#### [GOAL OF THE EXERCISE]
Make an exact copy of the entries below.

#### [INPUT RECORDS]
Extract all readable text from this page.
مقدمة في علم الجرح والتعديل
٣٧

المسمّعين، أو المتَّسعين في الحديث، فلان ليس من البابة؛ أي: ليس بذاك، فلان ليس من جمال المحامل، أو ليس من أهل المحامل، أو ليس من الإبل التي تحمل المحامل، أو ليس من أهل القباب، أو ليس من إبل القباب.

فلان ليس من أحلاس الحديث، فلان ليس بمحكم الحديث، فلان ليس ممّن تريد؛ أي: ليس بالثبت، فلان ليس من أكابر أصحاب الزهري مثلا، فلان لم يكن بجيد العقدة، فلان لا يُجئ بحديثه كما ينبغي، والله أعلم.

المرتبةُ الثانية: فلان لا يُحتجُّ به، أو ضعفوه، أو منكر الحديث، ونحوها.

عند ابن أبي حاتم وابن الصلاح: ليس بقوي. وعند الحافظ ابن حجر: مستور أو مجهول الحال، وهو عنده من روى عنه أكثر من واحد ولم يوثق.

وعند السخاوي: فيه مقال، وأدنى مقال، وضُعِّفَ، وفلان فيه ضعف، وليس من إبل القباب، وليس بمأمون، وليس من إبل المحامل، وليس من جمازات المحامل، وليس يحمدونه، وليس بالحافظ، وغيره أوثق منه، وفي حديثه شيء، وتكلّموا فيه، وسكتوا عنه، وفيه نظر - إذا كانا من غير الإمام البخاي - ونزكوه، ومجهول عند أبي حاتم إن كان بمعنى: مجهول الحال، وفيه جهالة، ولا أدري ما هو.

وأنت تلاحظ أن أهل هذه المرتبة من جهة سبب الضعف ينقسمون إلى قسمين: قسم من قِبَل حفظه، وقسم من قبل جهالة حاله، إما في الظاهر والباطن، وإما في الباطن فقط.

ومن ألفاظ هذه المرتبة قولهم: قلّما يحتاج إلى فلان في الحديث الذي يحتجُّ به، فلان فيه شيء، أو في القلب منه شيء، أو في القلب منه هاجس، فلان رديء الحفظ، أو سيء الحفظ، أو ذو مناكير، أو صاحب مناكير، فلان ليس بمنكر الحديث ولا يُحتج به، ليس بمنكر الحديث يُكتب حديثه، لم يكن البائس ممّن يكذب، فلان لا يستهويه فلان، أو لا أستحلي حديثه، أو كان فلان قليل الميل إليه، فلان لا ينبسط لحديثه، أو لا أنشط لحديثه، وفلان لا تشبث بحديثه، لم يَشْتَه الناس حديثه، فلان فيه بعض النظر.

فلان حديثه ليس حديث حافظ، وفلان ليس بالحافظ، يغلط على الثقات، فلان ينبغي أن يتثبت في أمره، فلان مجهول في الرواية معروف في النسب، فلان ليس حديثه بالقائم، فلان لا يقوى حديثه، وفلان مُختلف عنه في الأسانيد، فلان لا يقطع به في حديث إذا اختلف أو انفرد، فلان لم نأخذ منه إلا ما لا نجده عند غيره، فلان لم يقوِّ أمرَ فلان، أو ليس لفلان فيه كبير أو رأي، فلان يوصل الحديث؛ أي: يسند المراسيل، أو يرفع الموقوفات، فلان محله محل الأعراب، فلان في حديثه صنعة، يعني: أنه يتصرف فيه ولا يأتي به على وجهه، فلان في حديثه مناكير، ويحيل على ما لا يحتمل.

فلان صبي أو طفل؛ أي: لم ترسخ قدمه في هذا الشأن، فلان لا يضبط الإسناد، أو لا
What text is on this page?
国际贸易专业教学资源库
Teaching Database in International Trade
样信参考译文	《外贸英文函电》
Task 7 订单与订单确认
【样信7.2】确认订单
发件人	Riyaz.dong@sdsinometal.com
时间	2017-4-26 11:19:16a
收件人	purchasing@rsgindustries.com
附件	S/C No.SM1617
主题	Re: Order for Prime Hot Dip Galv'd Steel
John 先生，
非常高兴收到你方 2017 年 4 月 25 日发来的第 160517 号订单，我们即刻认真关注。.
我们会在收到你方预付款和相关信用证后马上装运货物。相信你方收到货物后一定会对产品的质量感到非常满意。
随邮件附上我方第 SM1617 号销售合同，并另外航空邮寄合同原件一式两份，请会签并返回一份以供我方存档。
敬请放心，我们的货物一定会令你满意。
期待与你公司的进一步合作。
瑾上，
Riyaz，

#### [FINAL RESULT]
Extract all readable text from this page.
مقدمة في علم الجرح والتعديل
٣٧

المسمّعين، أو المتَّسعين في الحديث، فلان ليس من البابة؛ أي: ليس بذاك، فلان ليس من جمال المحامل، أو ليس من أهل المحامل، أو ليس من الإبل التي تحمل المحامل، أو ليس من أهل القباب، أو ليس من إبل القباب.

فلان ليس من أحلاس الحديث، فلان ليس بمحكم الحديث، فلان ليس ممّن تريد؛ أي: ليس بالثبت، فلان ليس من أكابر أصحاب الزهري مثلا، فلان لم يكن بجيد العقدة، فلان لا يُجئ بحديثه كما ينبغي، والله أعلم.

المرتبةُ الثانية: فلان لا يُحتجُّ به، أو ضعفوه، أو منكر الحديث، ونحوها.

عند ابن أبي حاتم وابن الصلاح: ليس بقوي. وعند الحافظ ابن حجر: مستور أو مجهول الحال، وهو عنده من روى عنه أكثر من واحد ولم يوثق.

وعند السخاوي: فيه مقال، وأدنى مقال، وضُعِّفَ، وفلان فيه ضعف، وليس من إبل القباب، وليس بمأمون، وليس من إبل المحامل، وليس من جمازات المحامل، وليس يحمدونه، وليس بالحافظ، وغيره أوثق منه، وفي حديثه شيء، وتكلّموا فيه، وسكتوا عنه، وفيه نظر - إذا كانا من غير الإمام البخاي - ونزكوه، ومجهول عند أبي حاتم إن كان بمعنى: مجهول الحال، وفيه جهالة، ولا أدري ما هو.

وأنت تلاحظ أن أهل هذه المرتبة من جهة سبب الضعف ينقسمون إلى قسمين: قسم من قِبَل حفظه، وقسم من قبل جهالة حاله، إما في الظاهر والباطن، وإما في الباطن فقط.

ومن ألفاظ هذه المرتبة قولهم: قلّما يحتاج إلى فلان في الحديث الذي يحتجُّ به، فلان فيه شيء، أو في القلب منه شيء، أو في القلب منه هاجس، فلان رديء الحفظ، أو سيء الحفظ، أو ذو مناكير، أو صاحب مناكير، فلان ليس بمنكر الحديث ولا يُحتج به، ليس بمنكر الحديث يُكتب حديثه، لم يكن البائس ممّن يكذب، فلان لا يستهويه فلان، أو لا أستحلي حديثه، أو كان فلان قليل الميل إليه، فلان لا ينبسط لحديثه، أو لا أنشط لحديثه، وفلان لا تشبث بحديثه، لم يَشْتَه الناس حديثه، فلان فيه بعض النظر.

فلان حديثه ليس حديث حافظ، وفلان ليس بالحافظ، يغلط على الثقات، فلان ينبغي أن يتثبت في أمره، فلان مجهول في الرواية معروف في النسب، فلان ليس حديثه بالقائم، فلان لا يقوى حديثه، وفلان مُختلف عنه في الأسانيد، فلان لا يقطع به في حديث إذا اختلف أو انفرد، فلان لم نأخذ منه إلا ما لا نجده عند غيره، فلان لم يقوِّ أمرَ فلان، أو ليس لفلان فيه كبير أو رأي، فلان يوصل الحديث؛ أي: يسند المراسيل، أو يرفع الموقوفات، فلان محله محل الأعراب، فلان في حديثه صنعة، يعني: أنه يتصرف فيه ولا يأتي به على وجهه، فلان في حديثه مناكير، ويحيل على ما لا يحتمل.

فلان صبي أو طفل؛ أي: لم ترسخ قدمه في هذا الشأن، فلان لا يضبط الإسناد، أو لا
What text is on this page?
国际贸易专业教学资源库
Teaching Database in International Trade
样信参考译文	《外贸英文函电》
Task 7 订单与订单确认
【样信7.2】确认订单
发件人	Riyaz.dong@sdsinometal.com
时间	2017-4-26 11:19:16a
收件人	purchasing@rsgindustries.com
附件	S/C No.SM1617
主题	Re: Order for Prime Hot Dip Galv'd Steel
John 先生，
非常高兴收到你方 2017 年 4 月 25 日发来的第 160517 号订单，我们即刻认真关注。.
我们会在收到你方预付款和相关信用证后马上装运货物。相信你方收到货物后一定会对产品的质量感到非常满意。
随邮件附上我方第 SM1617 号销售合同，并另外航空邮寄合同原件一式两份，请会签并返回一份以供我方存档。
敬请放心，我们的货物一定会令你满意。
期待与你公司的进一步合作。
瑾上，
Riyaz，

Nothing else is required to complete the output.